TO BE DONE =>
Transcribe every line, keeping it exact.

ENTRIES SHOWN =>
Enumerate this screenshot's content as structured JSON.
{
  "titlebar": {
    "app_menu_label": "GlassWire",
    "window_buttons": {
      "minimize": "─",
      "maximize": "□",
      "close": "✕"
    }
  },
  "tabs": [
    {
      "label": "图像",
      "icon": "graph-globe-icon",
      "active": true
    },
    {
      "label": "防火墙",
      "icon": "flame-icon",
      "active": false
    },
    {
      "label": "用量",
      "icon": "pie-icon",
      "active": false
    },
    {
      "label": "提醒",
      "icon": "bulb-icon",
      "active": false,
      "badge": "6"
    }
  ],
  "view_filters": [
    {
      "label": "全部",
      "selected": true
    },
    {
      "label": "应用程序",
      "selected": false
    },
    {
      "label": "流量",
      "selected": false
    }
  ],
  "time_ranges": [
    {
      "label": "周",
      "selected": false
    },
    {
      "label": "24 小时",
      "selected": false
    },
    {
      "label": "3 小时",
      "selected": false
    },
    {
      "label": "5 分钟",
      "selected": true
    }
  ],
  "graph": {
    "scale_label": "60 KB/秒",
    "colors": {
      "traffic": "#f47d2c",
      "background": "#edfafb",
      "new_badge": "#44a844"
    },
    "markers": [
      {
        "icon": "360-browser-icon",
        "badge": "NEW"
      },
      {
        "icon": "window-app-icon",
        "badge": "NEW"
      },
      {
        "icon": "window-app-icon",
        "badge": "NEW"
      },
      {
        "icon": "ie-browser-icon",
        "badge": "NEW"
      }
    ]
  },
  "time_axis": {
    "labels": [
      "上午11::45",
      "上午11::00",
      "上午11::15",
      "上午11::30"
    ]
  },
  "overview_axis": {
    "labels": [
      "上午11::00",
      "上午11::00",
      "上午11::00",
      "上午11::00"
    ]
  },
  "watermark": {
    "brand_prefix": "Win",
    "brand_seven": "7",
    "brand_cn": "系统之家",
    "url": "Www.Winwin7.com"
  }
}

EXPECTED ANSWER =>
Enumerate this screenshot's content as structured JSON.
{
  "titlebar": {
    "app_menu_label": "GlassWire",
    "window_buttons": {
      "minimize": "─",
      "maximize": "□",
      "close": "✕"
    }
  },
  "tabs": [
    {
      "label": "图像",
      "icon": "graph-globe-icon",
      "active": true
    },
    {
      "label": "防火墙",
      "icon": "flame-icon",
      "active": false
    },
    {
      "label": "用量",
      "icon": "pie-icon",
      "active": false
    },
    {
      "label": "提醒",
      "icon": "bulb-icon",
      "active": false,
      "badge": "6"
    }
  ],
  "view_filters": [
    {
      "label": "全部",
      "selected": true
    },
    {
      "label": "应用程序",
      "selected": false
    },
    {
      "label": "流量",
      "selected": false
    }
  ],
  "time_ranges": [
    {
      "label": "周",
      "selected": false
    },
    {
      "label": "24 小时",
      "selected": false
    },
    {
      "label": "3 小时",
      "selected": false
    },
    {
      "label": "5 分钟",
      "selected": true
    }
  ],
  "graph": {
    "scale_label": "60 KB/秒",
    "colors": {
      "traffic": "#f47d2c",
      "background": "#edfafb",
      "new_badge": "#44a844"
    },
    "markers": [
      {
        "icon": "360-browser-icon",
        "badge": "NEW"
      },
      {
        "icon": "window-app-icon",
        "badge": "NEW"
      },
      {
        "icon": "window-app-icon",
        "badge": "NEW"
      },
      {
        "icon": "ie-browser-icon",
        "badge": "NEW"
      }
    ]
  },
  "time_axis": {
    "labels": [
      "上午11::45",
      "上午11::00",
      "上午11::15",
      "上午11::30"
    ]
  },
  "overview_axis": {
    "labels": [
      "上午11::00",
      "上午11::00",
      "上午11::00",
      "上午11::00"
    ]
  },
  "watermark": {
    "brand_prefix": "Win",
    "brand_seven": "7",
    "brand_cn": "系统之家",
    "url": "Www.Winwin7.com"
  }
}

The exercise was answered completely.